Of all the lines here, how many include the string "đúng"? Answer with the number only.

###

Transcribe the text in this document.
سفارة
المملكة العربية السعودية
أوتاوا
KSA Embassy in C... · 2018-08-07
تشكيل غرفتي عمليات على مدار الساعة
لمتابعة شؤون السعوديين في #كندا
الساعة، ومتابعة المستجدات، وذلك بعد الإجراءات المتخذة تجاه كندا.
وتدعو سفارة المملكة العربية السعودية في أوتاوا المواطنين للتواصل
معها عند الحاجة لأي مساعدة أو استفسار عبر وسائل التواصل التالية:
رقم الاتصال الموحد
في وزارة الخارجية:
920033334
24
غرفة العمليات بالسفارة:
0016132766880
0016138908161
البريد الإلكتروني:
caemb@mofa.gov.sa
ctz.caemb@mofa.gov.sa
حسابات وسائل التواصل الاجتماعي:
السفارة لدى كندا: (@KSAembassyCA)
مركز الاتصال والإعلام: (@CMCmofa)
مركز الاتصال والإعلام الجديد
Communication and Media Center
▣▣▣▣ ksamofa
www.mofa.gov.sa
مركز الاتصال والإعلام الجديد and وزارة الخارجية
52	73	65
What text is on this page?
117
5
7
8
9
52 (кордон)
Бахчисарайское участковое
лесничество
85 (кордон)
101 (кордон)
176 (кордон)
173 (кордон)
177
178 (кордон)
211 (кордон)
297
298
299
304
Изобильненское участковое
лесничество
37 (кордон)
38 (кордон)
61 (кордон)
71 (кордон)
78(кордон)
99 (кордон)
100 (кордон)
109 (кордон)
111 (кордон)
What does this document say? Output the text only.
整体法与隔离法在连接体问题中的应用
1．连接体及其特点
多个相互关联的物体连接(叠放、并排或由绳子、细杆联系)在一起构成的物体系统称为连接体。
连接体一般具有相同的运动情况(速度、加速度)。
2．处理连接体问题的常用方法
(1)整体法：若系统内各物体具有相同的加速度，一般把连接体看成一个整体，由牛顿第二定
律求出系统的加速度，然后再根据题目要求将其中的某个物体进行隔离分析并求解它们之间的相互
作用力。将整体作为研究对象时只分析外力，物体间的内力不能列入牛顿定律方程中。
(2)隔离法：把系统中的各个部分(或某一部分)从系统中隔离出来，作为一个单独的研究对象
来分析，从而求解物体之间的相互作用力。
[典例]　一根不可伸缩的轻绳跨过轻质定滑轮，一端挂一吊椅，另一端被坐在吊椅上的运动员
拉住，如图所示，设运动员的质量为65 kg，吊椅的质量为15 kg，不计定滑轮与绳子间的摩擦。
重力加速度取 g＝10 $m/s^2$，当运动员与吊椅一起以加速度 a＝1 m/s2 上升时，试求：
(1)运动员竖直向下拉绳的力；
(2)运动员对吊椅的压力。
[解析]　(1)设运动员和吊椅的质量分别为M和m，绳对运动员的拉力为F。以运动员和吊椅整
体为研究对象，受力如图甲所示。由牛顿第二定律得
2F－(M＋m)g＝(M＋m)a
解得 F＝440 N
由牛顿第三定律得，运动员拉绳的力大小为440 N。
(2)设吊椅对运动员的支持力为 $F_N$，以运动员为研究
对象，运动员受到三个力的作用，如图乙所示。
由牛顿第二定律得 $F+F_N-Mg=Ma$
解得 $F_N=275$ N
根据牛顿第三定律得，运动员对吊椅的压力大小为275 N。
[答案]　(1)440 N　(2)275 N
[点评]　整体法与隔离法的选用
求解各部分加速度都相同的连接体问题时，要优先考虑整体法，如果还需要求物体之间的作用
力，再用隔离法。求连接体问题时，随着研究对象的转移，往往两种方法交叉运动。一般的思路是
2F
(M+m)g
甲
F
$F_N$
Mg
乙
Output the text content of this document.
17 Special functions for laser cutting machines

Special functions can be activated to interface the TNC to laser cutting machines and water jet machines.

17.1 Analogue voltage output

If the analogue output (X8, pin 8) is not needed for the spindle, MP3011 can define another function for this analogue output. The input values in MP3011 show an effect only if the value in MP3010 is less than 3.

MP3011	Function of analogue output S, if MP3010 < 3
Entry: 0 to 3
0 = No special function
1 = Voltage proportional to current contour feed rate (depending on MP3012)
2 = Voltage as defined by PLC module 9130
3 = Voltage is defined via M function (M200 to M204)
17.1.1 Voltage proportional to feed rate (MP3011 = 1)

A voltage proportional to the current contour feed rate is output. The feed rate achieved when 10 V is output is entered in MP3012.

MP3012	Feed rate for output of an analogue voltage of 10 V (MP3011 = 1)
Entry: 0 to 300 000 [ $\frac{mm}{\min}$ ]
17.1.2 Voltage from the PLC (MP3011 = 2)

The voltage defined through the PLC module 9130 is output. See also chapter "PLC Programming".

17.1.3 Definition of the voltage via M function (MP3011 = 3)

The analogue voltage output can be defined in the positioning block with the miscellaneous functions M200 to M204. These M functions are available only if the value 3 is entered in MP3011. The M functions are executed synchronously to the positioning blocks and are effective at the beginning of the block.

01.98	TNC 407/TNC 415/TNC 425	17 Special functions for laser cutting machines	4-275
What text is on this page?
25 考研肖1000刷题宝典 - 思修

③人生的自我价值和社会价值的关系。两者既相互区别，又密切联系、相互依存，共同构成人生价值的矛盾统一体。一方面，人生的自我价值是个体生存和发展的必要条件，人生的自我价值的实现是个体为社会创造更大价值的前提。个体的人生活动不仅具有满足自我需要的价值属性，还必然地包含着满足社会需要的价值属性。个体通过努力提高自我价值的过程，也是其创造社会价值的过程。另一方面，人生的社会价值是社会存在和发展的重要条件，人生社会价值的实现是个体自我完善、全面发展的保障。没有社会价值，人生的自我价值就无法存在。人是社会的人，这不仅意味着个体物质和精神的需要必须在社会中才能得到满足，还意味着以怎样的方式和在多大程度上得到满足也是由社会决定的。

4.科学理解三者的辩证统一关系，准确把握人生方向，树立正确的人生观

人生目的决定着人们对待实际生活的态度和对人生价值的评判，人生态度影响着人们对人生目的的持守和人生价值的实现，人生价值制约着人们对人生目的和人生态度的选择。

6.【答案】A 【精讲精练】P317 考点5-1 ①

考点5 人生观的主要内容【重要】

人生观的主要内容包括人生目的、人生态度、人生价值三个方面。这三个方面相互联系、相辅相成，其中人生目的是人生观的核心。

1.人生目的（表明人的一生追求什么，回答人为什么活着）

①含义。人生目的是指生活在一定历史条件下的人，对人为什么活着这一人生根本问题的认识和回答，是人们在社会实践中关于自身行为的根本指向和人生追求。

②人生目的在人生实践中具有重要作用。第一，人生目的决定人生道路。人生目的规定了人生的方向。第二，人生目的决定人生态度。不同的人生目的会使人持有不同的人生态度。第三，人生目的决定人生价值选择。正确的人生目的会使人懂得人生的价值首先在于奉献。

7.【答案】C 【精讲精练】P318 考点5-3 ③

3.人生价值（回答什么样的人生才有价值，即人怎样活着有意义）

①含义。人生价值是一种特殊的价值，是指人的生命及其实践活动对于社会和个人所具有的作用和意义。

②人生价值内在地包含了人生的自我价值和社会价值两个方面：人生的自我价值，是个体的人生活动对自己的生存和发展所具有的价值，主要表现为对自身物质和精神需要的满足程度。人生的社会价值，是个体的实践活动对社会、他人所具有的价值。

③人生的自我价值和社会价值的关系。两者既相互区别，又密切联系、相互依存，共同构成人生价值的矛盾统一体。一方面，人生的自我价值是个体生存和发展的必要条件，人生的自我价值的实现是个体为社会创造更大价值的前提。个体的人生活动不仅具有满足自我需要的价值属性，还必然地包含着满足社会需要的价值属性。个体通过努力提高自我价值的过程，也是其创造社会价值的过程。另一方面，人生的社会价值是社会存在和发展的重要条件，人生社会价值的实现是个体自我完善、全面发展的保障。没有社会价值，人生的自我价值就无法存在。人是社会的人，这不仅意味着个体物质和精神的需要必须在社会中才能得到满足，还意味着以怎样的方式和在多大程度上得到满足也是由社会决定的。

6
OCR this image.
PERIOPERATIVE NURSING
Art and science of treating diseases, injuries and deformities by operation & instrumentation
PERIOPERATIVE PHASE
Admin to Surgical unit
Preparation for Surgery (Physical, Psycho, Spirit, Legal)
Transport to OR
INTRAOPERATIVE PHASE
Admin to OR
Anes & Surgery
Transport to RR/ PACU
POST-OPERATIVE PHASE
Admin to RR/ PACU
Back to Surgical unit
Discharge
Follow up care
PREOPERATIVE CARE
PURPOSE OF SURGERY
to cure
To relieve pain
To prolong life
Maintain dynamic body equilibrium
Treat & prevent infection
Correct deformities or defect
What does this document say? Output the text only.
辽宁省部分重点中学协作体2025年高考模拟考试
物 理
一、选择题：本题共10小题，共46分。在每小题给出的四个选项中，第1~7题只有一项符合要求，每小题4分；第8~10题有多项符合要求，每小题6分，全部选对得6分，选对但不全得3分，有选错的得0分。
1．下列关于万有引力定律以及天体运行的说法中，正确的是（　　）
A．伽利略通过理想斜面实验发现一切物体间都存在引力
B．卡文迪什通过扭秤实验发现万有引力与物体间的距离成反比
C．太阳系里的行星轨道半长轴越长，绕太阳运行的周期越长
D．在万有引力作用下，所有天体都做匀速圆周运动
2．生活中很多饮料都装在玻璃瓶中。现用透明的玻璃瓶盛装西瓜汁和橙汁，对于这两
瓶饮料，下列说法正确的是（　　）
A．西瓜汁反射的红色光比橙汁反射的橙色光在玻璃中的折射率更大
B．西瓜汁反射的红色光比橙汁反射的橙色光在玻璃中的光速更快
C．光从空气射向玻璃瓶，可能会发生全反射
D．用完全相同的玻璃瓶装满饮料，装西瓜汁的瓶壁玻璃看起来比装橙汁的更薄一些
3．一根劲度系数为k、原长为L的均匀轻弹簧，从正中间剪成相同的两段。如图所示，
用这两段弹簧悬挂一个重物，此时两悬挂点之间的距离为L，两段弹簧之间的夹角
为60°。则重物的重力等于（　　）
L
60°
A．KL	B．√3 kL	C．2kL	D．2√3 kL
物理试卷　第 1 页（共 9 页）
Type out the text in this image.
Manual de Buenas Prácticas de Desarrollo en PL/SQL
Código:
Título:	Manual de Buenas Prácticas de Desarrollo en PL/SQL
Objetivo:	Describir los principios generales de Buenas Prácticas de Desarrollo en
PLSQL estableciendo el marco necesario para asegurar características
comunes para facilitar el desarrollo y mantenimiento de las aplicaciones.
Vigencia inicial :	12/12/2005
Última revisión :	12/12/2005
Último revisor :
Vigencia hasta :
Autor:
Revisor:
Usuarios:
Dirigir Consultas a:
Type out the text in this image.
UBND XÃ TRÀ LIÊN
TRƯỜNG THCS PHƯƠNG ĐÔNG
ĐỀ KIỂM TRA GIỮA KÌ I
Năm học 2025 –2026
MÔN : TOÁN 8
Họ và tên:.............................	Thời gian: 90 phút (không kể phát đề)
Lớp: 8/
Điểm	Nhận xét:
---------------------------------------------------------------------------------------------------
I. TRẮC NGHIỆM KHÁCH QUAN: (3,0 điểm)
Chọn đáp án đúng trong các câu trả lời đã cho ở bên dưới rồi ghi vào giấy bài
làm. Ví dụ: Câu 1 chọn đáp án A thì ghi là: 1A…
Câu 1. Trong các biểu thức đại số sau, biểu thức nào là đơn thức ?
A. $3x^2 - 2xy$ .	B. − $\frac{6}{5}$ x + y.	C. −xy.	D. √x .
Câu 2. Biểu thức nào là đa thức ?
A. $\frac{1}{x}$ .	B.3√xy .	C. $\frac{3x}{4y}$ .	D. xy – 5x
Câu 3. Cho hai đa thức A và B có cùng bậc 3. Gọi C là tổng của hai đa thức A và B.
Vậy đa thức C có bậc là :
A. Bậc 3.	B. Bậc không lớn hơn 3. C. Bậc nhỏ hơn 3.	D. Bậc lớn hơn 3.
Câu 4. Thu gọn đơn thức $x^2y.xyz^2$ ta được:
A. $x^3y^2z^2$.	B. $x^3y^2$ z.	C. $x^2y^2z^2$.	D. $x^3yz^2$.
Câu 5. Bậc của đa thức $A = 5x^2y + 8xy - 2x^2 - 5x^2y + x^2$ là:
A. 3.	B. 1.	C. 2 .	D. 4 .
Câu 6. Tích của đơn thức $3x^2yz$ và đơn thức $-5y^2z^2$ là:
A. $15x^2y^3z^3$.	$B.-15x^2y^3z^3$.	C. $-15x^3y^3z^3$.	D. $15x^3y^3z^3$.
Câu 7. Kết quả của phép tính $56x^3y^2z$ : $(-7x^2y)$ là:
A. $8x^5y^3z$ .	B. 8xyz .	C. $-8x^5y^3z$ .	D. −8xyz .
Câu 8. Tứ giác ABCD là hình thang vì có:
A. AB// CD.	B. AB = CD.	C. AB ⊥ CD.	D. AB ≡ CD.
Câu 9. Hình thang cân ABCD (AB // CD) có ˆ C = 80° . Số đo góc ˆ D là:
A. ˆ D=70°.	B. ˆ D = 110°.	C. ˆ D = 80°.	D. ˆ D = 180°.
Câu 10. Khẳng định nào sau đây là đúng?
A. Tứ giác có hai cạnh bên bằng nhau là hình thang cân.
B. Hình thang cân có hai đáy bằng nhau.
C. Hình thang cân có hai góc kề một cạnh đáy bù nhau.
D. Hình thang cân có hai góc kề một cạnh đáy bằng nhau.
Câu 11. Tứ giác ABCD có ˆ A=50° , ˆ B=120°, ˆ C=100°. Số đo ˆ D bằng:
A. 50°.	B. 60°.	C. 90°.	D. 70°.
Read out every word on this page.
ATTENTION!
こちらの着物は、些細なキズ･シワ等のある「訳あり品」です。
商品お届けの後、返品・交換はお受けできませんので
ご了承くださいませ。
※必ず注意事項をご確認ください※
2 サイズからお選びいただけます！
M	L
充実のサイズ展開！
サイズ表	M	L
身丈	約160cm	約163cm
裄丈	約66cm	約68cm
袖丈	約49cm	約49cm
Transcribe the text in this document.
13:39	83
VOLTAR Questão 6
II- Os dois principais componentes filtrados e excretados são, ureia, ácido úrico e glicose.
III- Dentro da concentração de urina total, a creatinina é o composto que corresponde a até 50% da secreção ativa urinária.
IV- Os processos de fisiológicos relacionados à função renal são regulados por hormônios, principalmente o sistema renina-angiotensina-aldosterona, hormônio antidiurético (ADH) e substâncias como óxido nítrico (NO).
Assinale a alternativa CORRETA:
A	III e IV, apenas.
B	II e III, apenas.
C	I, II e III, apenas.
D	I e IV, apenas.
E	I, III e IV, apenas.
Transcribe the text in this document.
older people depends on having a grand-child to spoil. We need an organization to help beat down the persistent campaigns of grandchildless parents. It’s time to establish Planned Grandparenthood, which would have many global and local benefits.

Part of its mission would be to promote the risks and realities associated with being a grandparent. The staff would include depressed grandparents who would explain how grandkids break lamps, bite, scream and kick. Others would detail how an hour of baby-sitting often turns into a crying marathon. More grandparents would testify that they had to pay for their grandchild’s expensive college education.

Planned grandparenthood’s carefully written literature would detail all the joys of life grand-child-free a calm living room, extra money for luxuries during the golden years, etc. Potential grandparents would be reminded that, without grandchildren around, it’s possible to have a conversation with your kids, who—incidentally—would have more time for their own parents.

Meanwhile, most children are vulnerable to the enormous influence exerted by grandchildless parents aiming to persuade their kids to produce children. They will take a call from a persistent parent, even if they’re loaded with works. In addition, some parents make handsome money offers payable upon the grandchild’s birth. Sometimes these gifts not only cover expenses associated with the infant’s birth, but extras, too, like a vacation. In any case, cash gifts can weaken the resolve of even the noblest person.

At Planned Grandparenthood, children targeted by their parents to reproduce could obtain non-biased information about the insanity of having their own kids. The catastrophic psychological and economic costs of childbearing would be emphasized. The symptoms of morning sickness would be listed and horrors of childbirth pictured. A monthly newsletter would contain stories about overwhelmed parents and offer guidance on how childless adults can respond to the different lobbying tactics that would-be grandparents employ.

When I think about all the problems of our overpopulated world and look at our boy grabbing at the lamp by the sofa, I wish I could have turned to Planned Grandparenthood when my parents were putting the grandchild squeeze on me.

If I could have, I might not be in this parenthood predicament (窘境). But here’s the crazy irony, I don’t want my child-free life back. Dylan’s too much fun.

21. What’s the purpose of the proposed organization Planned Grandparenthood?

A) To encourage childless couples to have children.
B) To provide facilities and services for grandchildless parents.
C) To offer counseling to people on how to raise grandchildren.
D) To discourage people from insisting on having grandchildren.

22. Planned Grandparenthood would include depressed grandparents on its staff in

###

Answer for the task - 2